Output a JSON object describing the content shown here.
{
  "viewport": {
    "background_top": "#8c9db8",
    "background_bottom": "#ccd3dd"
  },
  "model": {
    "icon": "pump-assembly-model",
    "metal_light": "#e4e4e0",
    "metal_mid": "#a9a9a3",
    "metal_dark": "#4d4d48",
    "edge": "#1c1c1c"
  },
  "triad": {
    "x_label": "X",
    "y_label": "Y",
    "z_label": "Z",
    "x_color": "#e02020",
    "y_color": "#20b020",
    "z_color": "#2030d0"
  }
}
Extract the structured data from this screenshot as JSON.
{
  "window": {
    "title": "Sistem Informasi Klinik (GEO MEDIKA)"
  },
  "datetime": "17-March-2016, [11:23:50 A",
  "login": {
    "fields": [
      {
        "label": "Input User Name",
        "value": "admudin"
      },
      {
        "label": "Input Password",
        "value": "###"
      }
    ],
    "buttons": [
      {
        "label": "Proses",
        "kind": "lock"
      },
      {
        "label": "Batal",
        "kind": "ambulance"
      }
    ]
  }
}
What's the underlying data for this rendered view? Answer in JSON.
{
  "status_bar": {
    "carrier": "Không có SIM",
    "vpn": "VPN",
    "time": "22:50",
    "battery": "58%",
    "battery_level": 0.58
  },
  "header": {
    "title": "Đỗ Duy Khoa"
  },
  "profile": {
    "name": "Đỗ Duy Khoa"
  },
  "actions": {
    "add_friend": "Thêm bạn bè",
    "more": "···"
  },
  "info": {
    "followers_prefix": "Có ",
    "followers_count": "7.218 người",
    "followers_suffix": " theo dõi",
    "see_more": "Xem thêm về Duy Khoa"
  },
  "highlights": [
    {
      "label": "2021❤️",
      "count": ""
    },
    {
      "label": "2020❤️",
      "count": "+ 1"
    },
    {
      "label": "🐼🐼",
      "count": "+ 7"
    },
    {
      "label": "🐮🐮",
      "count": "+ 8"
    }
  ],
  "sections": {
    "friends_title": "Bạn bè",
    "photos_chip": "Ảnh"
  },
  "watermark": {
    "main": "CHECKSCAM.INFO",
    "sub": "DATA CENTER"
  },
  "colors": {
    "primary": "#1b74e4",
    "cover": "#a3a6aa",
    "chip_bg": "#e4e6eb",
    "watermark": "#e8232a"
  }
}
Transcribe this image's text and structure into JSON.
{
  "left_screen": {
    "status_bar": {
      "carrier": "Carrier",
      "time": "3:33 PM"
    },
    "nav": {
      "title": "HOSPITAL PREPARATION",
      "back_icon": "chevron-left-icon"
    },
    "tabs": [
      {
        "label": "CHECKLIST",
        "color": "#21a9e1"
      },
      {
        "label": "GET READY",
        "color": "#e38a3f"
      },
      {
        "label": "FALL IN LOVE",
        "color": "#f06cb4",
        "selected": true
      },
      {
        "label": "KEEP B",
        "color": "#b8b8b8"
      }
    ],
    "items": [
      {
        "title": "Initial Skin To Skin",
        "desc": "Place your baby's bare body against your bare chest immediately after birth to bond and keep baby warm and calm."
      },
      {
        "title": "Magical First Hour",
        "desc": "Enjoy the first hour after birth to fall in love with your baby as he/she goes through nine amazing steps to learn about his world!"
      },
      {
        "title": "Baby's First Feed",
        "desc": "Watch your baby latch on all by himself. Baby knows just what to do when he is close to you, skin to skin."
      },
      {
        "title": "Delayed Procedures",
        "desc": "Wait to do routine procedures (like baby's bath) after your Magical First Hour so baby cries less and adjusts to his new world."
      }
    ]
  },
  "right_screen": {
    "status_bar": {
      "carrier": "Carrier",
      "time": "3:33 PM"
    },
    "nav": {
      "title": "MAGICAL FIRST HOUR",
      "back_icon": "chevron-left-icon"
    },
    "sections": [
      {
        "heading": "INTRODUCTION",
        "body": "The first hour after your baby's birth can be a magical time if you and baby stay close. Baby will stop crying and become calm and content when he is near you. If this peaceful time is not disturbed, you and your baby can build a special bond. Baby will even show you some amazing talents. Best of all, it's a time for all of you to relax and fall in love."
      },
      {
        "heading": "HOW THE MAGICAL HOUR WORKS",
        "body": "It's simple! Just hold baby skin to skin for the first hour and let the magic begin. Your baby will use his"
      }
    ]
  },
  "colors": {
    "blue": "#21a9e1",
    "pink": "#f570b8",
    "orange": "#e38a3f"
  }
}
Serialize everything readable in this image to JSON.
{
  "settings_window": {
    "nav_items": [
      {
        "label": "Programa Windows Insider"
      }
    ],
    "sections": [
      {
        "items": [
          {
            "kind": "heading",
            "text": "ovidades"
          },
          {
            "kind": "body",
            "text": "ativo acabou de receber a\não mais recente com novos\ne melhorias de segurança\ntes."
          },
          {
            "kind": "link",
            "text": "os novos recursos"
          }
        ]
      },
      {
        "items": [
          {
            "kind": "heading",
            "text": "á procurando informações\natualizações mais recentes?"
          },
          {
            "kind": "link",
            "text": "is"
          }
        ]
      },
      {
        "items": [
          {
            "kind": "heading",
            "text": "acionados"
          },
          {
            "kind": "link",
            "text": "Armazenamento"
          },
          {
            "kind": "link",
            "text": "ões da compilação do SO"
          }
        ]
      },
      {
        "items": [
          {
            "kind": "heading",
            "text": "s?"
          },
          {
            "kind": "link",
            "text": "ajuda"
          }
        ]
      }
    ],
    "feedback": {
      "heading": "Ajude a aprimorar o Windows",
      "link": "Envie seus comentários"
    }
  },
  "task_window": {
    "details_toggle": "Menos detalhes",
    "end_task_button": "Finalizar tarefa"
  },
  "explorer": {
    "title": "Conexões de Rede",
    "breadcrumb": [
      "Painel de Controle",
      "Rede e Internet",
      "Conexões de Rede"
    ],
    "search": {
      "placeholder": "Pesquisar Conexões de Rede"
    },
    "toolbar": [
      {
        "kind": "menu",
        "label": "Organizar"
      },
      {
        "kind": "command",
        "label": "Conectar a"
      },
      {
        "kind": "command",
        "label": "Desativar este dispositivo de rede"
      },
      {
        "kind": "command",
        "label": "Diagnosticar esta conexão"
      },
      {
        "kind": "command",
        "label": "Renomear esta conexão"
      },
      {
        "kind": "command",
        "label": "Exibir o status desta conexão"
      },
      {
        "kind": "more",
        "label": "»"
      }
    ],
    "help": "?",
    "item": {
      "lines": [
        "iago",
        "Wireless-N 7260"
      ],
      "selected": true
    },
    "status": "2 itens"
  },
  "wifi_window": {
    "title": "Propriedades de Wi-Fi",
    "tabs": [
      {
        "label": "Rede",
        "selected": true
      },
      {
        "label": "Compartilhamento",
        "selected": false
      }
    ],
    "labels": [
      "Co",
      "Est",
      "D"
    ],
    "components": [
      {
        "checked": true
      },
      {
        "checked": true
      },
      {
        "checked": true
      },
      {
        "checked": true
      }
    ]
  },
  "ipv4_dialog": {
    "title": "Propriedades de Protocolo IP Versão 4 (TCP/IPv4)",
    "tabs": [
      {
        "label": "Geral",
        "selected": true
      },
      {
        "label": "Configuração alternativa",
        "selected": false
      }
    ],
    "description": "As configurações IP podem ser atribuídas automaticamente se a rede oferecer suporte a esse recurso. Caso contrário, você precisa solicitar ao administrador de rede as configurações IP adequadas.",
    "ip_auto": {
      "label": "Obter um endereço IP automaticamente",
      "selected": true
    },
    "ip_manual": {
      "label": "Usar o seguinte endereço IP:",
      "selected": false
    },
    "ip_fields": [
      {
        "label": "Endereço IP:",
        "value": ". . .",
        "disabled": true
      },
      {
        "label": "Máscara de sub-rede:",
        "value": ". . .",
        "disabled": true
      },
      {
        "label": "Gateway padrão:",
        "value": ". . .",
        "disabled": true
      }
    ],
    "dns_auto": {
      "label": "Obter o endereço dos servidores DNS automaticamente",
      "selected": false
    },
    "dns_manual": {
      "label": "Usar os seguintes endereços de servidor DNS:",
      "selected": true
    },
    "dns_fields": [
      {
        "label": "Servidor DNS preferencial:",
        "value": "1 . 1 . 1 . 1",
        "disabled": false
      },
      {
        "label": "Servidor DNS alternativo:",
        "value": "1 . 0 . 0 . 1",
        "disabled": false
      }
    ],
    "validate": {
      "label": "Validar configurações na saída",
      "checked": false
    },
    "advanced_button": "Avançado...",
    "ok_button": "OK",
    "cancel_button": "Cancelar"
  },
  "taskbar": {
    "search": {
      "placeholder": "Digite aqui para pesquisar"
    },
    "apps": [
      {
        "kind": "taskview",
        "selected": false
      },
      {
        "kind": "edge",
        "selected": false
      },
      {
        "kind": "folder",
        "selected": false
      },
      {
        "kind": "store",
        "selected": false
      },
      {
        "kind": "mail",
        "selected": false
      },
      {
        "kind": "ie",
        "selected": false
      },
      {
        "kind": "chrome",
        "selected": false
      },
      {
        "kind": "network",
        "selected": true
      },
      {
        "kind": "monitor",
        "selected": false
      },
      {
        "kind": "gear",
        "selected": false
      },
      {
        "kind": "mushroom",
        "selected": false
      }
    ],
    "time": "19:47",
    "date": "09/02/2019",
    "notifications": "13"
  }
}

▬▬▬

Task instructions >>
Report how many lines of the entries hold the word "automaticamente". Nothing else is needed.

Response to the task >>
3